[Data entries]
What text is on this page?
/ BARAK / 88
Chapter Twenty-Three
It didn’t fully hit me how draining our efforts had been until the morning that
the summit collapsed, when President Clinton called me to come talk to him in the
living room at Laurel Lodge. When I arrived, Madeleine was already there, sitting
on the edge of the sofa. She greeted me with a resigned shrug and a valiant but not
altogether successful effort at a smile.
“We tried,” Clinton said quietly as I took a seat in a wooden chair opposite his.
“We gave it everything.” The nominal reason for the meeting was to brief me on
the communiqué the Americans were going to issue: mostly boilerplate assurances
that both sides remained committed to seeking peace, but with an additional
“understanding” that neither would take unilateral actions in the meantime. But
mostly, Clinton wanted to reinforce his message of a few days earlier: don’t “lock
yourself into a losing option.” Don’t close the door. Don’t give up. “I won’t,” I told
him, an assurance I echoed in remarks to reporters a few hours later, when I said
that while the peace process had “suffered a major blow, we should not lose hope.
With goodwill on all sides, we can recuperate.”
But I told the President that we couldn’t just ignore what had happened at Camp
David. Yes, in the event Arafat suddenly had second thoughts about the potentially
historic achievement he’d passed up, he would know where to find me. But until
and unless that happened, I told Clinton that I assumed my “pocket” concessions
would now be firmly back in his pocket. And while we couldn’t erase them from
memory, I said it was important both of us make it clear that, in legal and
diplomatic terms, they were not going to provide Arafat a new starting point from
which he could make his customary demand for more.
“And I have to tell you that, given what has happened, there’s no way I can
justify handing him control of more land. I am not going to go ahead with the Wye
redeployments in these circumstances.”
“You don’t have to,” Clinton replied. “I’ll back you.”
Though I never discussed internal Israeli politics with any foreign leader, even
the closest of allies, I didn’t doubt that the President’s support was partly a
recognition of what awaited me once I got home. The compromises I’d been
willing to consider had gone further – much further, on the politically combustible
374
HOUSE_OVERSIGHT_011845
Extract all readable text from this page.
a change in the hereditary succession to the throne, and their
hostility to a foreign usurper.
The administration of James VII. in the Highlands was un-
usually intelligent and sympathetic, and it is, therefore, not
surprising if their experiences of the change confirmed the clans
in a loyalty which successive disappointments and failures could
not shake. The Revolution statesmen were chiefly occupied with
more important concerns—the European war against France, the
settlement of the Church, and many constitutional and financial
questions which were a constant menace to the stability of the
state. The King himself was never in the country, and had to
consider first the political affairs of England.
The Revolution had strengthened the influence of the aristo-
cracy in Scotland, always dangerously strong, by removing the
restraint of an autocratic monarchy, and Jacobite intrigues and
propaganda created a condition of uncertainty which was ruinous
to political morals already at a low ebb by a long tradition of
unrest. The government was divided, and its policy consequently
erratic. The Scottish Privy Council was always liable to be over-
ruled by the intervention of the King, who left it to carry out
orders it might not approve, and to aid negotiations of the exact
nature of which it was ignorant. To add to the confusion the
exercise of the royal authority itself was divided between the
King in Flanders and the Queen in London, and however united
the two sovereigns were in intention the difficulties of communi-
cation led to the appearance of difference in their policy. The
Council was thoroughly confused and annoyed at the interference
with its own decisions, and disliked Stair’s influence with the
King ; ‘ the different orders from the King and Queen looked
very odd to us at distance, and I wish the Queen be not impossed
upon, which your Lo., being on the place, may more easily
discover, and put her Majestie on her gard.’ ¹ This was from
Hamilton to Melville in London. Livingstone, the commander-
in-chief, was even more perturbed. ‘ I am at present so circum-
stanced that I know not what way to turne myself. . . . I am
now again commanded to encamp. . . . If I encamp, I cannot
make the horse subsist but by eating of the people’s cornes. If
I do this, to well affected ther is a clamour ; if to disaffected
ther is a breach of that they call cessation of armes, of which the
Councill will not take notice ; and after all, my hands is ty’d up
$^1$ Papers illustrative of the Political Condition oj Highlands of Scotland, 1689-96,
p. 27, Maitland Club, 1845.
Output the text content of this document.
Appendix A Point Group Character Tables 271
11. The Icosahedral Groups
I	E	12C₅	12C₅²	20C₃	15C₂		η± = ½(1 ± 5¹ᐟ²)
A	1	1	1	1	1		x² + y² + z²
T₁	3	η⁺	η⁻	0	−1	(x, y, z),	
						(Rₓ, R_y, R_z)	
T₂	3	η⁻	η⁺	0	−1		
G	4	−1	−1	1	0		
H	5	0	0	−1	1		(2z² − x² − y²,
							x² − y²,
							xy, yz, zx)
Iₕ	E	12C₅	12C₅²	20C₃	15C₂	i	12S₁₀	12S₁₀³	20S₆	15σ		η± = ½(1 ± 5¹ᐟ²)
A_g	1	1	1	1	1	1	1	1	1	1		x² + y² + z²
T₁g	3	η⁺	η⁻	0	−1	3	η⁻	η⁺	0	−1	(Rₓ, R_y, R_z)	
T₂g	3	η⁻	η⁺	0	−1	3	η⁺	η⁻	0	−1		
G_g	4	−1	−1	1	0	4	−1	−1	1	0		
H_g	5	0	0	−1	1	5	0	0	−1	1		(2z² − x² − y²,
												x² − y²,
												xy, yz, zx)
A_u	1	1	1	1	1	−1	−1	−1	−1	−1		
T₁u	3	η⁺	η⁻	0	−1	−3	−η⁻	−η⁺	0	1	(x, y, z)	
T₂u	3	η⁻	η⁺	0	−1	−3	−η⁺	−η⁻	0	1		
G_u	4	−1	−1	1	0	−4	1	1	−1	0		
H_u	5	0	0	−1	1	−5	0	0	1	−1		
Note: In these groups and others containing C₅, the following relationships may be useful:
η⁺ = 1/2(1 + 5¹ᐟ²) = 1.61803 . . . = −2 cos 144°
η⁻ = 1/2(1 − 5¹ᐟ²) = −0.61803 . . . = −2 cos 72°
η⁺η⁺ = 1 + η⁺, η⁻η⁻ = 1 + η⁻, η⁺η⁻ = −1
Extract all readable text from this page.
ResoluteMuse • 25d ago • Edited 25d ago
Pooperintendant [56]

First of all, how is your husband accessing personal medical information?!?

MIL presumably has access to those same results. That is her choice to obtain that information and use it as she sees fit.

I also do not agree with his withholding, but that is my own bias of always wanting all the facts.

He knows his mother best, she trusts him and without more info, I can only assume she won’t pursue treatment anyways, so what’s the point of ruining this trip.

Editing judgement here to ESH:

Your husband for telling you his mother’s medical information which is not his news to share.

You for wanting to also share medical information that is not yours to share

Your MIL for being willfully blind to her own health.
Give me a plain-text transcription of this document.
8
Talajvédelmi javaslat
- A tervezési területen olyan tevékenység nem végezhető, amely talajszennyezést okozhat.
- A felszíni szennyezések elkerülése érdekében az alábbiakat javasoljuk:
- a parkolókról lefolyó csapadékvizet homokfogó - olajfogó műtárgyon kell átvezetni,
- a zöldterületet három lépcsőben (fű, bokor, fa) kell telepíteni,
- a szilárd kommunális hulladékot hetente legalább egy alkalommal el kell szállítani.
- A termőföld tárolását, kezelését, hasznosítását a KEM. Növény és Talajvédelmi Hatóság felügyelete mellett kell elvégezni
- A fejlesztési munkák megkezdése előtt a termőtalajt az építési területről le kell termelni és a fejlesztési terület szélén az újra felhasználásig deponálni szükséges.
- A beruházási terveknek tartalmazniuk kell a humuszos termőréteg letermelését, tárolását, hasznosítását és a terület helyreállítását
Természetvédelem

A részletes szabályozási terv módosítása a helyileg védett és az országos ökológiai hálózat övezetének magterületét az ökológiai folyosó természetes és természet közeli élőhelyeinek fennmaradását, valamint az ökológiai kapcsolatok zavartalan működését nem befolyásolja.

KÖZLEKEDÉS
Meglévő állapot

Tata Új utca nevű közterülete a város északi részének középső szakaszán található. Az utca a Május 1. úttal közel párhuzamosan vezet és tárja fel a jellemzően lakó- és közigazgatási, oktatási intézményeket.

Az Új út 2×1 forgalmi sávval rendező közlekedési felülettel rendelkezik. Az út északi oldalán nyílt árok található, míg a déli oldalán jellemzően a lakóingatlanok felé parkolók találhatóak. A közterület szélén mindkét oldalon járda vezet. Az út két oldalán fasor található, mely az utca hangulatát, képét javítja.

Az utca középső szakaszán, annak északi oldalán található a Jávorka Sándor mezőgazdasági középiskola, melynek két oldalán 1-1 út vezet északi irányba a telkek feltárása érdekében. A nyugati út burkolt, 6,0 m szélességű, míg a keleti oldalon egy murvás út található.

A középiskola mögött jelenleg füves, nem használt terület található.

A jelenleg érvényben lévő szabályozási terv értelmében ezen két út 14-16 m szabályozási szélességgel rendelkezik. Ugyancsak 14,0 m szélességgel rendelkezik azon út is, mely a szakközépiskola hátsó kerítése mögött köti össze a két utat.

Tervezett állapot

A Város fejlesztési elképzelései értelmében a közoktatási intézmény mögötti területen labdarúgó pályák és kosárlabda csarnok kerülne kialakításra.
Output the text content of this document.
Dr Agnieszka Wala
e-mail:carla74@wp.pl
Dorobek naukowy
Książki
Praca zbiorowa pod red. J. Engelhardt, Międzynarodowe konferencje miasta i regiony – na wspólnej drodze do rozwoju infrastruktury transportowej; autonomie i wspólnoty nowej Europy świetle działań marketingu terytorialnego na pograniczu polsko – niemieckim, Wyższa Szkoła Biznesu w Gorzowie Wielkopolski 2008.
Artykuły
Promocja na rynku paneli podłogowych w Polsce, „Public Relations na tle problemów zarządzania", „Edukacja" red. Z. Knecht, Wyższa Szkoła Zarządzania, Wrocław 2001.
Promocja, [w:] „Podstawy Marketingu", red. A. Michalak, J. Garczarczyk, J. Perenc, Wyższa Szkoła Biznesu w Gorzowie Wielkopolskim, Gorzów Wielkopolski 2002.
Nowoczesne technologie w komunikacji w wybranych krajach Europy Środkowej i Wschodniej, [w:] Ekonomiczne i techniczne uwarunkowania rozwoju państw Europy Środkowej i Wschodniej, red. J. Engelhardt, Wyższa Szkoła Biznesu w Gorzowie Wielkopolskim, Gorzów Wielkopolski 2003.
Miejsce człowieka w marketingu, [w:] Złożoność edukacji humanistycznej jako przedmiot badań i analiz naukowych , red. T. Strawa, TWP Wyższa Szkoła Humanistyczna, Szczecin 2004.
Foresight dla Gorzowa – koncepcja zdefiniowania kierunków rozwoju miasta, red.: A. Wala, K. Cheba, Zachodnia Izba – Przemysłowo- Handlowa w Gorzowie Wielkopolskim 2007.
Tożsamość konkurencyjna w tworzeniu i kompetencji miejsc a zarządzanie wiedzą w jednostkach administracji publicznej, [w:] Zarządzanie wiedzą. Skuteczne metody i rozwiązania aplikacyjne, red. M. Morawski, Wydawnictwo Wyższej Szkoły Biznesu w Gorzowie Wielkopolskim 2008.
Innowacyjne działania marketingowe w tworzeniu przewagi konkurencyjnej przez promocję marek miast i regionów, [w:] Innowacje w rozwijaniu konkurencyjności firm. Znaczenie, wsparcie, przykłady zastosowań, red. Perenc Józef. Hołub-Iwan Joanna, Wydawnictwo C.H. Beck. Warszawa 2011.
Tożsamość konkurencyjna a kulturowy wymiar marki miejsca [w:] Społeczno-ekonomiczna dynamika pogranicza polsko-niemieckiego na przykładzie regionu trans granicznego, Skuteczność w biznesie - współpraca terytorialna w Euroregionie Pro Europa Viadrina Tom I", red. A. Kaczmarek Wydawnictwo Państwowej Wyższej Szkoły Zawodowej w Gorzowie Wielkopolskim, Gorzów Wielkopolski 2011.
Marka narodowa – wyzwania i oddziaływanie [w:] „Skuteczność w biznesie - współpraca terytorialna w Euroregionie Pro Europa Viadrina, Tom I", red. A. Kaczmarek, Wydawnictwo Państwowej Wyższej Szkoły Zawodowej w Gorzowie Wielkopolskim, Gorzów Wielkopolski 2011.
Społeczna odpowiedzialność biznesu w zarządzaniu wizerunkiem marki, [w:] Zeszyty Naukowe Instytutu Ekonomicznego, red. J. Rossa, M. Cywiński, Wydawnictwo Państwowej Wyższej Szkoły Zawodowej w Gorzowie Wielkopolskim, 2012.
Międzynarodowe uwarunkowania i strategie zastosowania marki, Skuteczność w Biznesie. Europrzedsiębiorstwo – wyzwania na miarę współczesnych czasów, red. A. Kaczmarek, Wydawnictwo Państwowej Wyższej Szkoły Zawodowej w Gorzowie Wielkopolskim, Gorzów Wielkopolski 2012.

> _REQUIREMENT_:
How many lines of the data contain the word "would"? Answer with the number alone.

> _RESULT_:
3